▼▼▼

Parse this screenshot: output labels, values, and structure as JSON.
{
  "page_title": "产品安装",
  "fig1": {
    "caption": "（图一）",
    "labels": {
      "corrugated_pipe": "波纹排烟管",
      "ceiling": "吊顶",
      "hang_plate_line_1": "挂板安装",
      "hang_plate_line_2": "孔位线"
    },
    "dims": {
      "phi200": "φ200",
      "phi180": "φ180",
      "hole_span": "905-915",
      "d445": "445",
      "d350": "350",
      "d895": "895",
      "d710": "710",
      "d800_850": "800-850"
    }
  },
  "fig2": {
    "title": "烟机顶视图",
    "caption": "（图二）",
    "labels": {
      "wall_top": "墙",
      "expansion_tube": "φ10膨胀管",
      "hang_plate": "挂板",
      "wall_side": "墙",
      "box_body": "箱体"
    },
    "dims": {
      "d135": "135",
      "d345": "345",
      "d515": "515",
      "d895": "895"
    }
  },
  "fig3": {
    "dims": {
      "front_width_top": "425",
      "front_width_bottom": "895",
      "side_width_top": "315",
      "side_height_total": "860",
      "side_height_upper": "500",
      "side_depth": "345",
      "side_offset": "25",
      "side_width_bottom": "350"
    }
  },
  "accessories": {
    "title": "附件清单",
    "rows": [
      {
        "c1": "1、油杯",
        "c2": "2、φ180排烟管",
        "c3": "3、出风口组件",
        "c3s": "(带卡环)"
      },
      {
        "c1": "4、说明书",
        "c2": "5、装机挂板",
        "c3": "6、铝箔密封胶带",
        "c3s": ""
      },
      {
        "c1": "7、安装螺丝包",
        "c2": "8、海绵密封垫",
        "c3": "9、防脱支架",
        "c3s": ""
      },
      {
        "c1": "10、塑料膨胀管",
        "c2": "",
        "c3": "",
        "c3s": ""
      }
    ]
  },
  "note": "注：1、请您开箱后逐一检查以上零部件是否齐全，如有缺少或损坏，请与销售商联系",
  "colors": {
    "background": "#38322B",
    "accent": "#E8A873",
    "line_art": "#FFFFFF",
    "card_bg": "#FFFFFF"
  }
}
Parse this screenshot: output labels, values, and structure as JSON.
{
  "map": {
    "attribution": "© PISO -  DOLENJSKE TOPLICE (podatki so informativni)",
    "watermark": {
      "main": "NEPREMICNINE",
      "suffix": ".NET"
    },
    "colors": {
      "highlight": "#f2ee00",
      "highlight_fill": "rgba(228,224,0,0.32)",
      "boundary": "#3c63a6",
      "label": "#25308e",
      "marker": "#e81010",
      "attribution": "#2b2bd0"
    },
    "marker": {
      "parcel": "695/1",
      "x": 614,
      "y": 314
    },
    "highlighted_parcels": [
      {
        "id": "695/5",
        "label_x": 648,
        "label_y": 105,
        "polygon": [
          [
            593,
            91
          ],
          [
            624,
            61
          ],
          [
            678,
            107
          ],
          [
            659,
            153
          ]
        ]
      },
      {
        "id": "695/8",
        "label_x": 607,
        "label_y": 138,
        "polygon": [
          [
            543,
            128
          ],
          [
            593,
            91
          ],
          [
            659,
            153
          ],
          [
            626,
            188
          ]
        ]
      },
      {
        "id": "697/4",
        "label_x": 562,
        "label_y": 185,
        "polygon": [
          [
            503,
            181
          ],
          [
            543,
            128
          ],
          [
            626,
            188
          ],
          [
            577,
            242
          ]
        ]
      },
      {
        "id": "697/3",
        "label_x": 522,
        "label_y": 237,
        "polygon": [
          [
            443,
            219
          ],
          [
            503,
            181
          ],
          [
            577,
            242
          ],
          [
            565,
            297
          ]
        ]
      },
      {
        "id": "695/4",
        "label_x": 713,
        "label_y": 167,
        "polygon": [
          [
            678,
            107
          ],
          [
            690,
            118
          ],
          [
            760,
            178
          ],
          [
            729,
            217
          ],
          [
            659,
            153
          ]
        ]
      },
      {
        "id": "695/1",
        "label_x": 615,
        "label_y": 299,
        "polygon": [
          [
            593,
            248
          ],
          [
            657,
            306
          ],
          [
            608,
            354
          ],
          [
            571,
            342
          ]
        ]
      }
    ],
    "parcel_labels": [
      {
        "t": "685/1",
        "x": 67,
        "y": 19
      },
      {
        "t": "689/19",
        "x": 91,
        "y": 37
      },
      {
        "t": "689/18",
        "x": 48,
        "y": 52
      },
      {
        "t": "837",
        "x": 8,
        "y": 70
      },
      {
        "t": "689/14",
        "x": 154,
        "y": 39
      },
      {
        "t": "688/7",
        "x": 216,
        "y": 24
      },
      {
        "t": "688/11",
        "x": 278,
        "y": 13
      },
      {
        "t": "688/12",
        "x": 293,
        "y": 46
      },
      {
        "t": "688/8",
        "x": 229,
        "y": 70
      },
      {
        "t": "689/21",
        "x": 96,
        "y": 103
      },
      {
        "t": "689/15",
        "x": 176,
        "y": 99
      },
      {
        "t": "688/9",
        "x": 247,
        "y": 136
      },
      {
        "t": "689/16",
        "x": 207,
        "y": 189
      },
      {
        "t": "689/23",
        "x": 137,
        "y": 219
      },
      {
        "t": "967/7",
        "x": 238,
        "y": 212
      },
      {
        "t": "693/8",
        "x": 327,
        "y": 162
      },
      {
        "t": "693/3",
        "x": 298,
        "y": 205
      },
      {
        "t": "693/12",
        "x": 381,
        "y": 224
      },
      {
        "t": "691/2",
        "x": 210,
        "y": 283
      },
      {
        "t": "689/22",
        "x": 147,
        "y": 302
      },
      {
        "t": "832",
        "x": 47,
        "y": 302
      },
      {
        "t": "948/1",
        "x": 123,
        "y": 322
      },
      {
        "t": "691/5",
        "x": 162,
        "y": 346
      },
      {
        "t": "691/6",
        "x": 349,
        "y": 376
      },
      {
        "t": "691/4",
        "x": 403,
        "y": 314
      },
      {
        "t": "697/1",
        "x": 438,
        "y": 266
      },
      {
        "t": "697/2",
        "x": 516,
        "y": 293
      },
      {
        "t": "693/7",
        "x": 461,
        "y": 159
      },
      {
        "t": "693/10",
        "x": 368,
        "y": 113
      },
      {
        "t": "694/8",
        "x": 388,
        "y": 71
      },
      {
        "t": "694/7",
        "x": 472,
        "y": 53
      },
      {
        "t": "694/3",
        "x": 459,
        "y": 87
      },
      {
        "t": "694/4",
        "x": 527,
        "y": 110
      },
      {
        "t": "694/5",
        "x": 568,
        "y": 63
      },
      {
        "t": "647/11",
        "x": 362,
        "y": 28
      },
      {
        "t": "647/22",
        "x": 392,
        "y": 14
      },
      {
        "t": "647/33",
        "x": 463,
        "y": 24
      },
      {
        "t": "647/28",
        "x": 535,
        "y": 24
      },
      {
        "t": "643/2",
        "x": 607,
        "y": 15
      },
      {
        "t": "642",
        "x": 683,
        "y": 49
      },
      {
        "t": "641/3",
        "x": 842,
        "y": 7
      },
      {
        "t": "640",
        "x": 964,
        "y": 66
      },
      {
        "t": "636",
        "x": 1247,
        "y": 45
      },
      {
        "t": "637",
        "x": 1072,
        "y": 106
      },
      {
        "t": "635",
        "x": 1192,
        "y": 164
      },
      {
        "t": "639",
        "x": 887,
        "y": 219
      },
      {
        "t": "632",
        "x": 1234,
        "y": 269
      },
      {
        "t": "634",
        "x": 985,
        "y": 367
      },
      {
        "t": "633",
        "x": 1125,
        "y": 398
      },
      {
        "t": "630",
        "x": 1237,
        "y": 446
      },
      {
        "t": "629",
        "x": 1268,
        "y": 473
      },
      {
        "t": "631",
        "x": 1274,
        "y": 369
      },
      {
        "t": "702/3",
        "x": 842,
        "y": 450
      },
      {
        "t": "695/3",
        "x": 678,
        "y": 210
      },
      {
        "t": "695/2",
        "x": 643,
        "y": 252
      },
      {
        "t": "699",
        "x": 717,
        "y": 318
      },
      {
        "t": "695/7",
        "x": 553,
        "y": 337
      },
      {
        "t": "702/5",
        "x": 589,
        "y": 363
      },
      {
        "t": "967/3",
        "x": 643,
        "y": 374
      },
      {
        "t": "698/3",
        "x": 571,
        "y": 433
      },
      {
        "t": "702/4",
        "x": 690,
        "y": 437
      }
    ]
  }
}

▲▲▲

- Directions:
Tally up the lines holding the word "attribution" in the data above, and answer with that figure only.

- Problem solution:
2